* begin DATA FOR PROCESSING *
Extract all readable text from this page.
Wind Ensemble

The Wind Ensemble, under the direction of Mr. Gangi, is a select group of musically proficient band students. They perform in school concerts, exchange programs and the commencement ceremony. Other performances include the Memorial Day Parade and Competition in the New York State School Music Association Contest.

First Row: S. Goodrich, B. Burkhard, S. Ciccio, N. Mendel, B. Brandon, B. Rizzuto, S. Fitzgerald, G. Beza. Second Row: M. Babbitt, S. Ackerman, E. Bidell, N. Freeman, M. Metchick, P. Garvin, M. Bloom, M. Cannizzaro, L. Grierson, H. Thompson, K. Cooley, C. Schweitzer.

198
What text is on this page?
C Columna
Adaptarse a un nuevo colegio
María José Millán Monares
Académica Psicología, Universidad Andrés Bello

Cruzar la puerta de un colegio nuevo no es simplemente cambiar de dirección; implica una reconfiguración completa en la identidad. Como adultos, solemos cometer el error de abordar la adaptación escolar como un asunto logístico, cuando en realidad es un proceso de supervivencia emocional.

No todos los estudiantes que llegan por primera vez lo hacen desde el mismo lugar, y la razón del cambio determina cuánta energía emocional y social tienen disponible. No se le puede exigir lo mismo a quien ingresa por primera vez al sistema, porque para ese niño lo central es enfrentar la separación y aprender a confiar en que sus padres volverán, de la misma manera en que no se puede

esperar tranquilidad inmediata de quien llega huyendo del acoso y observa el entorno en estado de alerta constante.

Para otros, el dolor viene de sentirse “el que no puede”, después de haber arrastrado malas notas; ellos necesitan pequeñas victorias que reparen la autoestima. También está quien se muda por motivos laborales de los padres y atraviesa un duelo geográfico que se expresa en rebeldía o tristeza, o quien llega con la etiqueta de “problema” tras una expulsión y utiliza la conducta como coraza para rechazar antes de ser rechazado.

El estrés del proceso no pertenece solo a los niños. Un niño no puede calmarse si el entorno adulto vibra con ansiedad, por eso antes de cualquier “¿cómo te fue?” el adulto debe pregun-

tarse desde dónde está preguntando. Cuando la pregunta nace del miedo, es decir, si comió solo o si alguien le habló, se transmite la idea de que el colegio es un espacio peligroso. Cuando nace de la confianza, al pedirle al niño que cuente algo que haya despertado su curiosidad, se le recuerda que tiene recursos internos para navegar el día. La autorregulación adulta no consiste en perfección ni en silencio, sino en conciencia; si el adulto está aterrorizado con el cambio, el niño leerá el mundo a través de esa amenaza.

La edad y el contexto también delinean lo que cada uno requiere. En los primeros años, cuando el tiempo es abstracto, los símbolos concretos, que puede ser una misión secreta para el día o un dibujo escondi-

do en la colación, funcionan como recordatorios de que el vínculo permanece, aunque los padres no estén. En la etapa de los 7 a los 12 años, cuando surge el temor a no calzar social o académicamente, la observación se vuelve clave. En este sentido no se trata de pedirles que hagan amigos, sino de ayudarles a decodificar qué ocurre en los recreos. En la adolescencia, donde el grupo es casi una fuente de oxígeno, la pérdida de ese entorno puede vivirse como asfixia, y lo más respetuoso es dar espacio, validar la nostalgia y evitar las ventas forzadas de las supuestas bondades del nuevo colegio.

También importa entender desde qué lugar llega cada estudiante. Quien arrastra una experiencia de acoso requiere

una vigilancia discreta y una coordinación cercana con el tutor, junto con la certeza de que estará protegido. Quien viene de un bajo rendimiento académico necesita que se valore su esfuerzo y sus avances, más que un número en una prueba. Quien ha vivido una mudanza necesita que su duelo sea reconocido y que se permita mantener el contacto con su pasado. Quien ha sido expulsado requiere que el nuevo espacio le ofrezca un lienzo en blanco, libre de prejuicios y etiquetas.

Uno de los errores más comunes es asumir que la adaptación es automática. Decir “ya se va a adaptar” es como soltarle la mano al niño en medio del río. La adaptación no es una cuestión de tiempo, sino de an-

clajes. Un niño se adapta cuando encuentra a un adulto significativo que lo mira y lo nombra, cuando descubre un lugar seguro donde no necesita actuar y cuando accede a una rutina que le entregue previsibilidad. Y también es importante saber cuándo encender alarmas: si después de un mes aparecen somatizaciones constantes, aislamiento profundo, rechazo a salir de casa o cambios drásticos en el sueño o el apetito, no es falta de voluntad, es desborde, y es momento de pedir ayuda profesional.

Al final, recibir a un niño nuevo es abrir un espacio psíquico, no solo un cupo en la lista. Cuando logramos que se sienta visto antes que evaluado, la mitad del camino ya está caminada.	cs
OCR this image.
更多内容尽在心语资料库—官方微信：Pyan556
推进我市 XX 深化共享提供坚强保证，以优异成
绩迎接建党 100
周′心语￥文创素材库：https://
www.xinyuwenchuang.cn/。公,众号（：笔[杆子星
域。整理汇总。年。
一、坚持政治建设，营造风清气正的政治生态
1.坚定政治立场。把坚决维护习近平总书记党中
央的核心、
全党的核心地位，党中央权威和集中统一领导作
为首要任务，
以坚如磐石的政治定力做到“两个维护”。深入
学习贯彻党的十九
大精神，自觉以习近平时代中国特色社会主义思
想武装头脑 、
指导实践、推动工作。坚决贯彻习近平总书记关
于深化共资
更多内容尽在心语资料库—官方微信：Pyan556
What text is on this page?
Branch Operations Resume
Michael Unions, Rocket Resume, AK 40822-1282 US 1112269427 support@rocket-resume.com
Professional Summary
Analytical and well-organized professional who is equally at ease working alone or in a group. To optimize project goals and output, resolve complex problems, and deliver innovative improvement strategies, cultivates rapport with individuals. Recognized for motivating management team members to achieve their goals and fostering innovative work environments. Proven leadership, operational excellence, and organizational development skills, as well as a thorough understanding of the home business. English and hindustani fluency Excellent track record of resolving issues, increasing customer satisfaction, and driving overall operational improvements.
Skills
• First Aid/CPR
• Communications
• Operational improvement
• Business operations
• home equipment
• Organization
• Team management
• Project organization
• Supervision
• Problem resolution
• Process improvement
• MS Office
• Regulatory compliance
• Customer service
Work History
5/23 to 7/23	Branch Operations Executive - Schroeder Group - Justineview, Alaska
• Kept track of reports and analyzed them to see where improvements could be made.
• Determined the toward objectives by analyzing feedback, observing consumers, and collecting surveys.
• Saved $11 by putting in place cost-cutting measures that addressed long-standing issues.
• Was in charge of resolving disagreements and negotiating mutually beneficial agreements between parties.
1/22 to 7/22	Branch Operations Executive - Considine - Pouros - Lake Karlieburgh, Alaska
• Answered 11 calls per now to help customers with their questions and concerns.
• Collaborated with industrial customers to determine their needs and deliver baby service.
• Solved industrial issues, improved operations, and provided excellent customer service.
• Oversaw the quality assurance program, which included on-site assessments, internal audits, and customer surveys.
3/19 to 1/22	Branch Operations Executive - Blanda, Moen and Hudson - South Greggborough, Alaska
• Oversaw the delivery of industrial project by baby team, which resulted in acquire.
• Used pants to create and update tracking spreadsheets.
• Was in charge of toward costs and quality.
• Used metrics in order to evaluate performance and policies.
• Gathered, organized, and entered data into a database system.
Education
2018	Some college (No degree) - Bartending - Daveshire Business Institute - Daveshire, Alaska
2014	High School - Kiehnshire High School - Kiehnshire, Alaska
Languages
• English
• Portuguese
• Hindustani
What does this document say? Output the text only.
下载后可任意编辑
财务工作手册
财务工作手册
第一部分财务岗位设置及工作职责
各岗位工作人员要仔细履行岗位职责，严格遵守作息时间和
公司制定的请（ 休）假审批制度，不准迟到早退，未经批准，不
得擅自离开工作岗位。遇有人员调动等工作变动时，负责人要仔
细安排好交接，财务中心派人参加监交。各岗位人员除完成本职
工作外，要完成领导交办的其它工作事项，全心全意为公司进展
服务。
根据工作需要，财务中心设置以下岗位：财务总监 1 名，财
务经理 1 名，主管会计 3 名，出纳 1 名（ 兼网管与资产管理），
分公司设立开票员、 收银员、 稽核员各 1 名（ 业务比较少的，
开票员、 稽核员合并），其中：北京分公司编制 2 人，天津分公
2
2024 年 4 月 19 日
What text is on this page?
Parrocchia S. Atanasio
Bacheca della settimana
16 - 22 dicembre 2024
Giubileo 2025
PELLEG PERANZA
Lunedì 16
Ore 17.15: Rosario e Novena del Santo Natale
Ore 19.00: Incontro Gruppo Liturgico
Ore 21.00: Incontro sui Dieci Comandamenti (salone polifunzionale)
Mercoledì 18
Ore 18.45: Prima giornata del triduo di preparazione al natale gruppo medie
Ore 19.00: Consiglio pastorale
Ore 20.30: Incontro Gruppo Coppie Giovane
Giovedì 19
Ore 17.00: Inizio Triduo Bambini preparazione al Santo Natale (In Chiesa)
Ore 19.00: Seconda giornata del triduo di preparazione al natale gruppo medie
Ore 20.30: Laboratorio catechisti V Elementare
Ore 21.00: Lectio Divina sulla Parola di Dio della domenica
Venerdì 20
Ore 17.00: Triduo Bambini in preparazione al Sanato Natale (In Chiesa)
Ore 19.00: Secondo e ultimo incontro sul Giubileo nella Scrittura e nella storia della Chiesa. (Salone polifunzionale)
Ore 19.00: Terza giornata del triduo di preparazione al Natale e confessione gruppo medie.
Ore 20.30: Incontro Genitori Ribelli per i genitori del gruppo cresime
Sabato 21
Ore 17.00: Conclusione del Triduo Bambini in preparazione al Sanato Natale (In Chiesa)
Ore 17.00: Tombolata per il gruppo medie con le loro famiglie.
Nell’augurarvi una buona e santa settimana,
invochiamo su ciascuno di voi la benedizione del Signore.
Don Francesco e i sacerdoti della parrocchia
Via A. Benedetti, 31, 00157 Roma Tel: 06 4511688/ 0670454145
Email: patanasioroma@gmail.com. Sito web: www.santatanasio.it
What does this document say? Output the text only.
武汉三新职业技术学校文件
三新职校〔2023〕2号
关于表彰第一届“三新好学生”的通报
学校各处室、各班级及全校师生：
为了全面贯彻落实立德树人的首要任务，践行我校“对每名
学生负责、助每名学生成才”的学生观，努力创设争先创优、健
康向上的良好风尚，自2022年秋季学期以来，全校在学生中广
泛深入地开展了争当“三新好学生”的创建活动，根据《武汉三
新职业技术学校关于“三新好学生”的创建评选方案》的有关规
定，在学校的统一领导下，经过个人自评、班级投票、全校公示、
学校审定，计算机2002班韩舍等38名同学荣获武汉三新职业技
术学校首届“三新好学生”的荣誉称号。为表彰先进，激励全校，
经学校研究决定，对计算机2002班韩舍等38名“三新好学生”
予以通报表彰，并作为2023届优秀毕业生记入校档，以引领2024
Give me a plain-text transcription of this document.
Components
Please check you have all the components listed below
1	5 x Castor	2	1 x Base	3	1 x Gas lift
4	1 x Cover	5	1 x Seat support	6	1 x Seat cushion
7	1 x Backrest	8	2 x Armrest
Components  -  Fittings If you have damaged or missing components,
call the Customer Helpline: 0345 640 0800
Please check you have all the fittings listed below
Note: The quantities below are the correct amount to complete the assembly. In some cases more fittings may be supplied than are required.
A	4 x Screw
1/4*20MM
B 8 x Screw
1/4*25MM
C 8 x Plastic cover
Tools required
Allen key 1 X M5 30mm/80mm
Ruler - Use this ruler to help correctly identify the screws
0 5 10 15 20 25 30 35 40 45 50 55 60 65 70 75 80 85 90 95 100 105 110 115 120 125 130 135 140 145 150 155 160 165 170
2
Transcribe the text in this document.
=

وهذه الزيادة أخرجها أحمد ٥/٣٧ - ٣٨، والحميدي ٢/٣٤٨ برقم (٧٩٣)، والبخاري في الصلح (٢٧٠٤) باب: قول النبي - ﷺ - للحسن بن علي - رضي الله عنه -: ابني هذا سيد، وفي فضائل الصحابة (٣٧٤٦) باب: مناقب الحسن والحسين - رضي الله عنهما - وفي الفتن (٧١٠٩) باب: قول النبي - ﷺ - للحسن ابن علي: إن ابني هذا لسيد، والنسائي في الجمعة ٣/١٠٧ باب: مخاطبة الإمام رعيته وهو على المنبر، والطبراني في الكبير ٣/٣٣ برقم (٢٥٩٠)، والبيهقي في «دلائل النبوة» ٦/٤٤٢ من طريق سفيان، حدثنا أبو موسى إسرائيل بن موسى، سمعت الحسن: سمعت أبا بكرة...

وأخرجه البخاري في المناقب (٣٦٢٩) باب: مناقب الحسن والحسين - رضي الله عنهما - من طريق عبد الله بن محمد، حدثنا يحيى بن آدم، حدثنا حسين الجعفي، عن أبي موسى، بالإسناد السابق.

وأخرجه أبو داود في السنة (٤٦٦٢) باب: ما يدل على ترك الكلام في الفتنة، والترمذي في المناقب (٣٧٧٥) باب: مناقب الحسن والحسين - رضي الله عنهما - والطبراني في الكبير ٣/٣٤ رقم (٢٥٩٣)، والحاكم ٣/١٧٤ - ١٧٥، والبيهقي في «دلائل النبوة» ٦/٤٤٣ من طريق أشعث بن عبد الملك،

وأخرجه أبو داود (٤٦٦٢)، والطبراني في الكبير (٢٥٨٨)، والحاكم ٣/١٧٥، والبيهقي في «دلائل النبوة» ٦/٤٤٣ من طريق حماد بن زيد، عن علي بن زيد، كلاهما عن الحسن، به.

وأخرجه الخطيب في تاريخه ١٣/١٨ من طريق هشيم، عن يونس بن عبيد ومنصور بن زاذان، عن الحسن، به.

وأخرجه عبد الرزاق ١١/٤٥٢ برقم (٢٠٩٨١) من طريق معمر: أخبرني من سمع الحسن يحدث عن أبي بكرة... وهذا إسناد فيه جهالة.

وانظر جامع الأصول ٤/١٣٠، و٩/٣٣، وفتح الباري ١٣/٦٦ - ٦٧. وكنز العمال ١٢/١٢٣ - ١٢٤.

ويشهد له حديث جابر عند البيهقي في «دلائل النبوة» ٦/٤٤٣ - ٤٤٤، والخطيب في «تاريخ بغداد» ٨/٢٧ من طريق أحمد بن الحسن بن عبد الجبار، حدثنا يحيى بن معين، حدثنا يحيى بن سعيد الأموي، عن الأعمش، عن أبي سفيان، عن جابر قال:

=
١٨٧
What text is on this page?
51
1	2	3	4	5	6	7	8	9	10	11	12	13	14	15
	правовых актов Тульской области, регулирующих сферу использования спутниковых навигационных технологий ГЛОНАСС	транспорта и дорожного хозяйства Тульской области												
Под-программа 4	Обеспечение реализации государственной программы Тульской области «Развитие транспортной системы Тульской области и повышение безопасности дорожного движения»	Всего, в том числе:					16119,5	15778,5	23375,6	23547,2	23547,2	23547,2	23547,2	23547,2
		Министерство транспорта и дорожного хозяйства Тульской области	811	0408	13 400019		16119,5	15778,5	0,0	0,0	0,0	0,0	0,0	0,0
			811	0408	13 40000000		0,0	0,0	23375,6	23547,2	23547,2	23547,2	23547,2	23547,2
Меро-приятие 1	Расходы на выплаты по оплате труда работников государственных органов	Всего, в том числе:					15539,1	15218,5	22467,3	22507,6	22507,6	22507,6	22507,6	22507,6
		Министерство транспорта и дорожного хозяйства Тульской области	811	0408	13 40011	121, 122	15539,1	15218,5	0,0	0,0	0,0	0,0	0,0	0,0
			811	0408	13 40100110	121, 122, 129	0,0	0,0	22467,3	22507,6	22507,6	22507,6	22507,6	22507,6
* end DATA FOR PROCESSING *
REQUIRED TASK
Track down the lines that include the word "Branch" and copy them.

RESULT
Branch Operations Resume
5/23 to 7/23	Branch Operations Executive - Schroeder Group - Justineview, Alaska
1/22 to 7/22	Branch Operations Executive - Considine - Pouros - Lake Karlieburgh, Alaska
3/19 to 1/22	Branch Operations Executive - Blanda, Moen and Hudson - South Greggborough, Alaska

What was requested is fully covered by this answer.